◆ EXERCISE OBJECTIVE: Find the word "icon" in the material below and gather every line that contains it.

(Collected data entries)
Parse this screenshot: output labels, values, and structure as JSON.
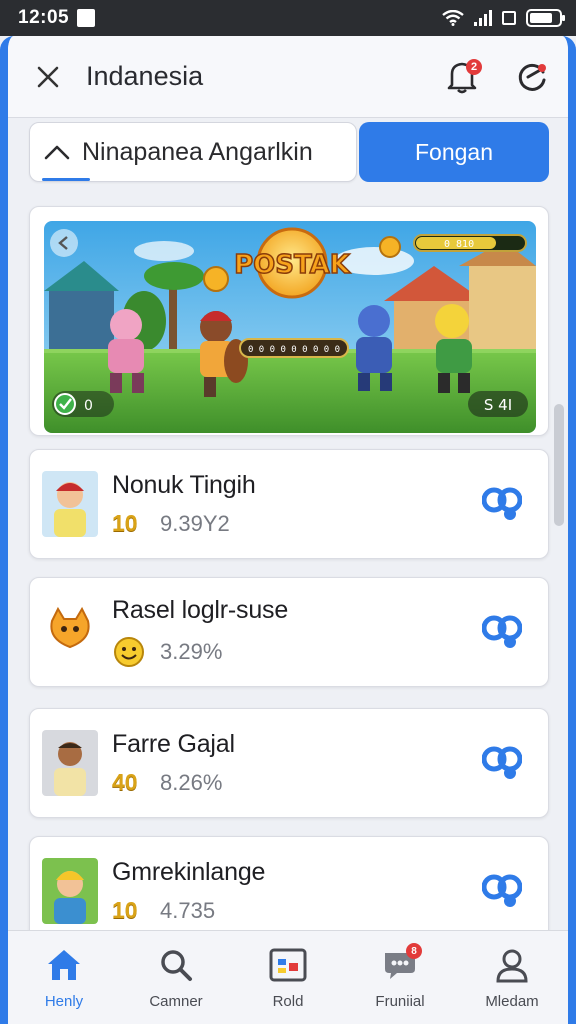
{
  "status_bar": {
    "time": "12:05"
  },
  "header": {
    "title": "Indanesia",
    "notification_count": "2"
  },
  "search": {
    "query": "Ninapanea Angarlkin",
    "button_label": "Fongan"
  },
  "banner": {
    "title": "POSTAK",
    "top_counter": "0 810",
    "score_display": "0 0 0 0 0 0 0 0 0",
    "bottom_left": "0",
    "bottom_right": "S 4I"
  },
  "list": [
    {
      "name": "Nonuk Tingih",
      "badge": "10",
      "value": "9.39Y2"
    },
    {
      "name": "Rasel loglr-suse",
      "badge": "",
      "value": "3.29%"
    },
    {
      "name": "Farre Gajal",
      "badge": "40",
      "value": "8.26%"
    },
    {
      "name": "Gmrekinlange",
      "badge": "10",
      "value": "4.735"
    }
  ],
  "bottom_nav": [
    {
      "label": "Henly",
      "icon": "home-icon",
      "active": true
    },
    {
      "label": "Camner",
      "icon": "search-icon"
    },
    {
      "label": "Rold",
      "icon": "board-icon"
    },
    {
      "label": "Fruniial",
      "icon": "chat-icon",
      "badge": "8"
    },
    {
      "label": "Mledam",
      "icon": "profile-icon"
    }
  ],
  "colors": {
    "accent": "#2f7be8",
    "badge_red": "#e23b3b",
    "gold": "#d9a318"
  }
}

◆ ANSWER IN FULL:
      "icon": "home-icon",
      "icon": "search-icon"
      "icon": "board-icon"
      "icon": "chat-icon",
      "icon": "profile-icon"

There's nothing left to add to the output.